WRITTEN INSTRUCTION >>
Scan the lines below for the string "color" and copy every one that has it.

[START MATERIAL]

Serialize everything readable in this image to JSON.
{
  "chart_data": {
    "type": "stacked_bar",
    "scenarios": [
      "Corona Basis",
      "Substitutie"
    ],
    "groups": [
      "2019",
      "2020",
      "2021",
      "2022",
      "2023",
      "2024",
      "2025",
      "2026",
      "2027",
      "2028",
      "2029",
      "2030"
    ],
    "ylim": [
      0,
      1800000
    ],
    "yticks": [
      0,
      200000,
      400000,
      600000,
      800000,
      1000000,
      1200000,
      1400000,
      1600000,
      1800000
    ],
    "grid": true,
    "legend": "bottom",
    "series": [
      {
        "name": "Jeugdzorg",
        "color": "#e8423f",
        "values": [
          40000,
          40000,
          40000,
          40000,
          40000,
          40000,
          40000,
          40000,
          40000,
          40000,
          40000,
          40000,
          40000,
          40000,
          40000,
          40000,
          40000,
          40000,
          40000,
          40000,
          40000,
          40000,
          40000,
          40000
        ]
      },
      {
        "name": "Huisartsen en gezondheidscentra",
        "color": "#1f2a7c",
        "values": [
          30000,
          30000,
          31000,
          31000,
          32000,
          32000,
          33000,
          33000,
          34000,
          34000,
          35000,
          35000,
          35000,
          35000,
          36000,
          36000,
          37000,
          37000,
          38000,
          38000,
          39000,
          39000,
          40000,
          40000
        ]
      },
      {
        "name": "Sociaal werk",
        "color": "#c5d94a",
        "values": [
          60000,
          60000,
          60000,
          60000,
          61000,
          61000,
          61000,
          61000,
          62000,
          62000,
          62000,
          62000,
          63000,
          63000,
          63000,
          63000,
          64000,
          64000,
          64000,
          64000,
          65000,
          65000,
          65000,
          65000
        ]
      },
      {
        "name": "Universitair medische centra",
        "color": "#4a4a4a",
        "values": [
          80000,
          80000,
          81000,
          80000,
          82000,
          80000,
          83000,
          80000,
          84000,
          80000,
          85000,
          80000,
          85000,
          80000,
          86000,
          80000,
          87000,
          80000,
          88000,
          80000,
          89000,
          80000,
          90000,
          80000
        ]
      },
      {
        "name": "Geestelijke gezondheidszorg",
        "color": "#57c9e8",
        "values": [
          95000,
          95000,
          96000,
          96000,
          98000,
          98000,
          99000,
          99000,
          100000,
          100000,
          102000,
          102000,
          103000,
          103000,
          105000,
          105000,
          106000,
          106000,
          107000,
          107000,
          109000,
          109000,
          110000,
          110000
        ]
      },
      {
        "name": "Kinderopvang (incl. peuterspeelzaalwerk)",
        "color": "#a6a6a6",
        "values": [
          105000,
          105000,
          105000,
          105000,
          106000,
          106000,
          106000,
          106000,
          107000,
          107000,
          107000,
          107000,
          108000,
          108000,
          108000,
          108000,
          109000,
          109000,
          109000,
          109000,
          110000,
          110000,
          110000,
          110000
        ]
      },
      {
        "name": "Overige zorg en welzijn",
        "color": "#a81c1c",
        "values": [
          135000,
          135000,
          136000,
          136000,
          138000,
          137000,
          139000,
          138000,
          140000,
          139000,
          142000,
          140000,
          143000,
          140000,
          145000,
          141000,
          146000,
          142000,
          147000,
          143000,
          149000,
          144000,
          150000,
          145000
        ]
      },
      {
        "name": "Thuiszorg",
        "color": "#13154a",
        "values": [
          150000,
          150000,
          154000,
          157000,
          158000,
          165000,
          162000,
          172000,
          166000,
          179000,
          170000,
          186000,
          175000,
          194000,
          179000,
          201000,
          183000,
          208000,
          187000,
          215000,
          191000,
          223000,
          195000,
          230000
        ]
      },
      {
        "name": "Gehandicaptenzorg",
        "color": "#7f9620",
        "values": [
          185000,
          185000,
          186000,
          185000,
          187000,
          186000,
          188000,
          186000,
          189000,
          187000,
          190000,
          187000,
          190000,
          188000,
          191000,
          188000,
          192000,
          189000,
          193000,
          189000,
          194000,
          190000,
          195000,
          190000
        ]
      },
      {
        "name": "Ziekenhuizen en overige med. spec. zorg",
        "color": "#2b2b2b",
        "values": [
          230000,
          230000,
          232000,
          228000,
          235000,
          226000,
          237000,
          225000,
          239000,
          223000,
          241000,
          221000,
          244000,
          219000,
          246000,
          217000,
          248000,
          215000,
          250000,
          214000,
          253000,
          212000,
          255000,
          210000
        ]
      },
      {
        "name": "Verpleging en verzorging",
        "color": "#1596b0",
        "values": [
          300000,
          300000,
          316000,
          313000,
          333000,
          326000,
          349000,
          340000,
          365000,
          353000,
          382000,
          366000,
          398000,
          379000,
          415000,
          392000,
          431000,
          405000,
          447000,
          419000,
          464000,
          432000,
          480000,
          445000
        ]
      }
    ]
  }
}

[END MATERIAL]

RESPONSE TO THIS TASK >>
        "color": "#e8423f",
        "color": "#1f2a7c",
        "color": "#c5d94a",
        "color": "#4a4a4a",
        "color": "#57c9e8",
        "color": "#a6a6a6",
        "color": "#a81c1c",
        "color": "#13154a",
        "color": "#7f9620",
        "color": "#2b2b2b",
        "color": "#1596b0",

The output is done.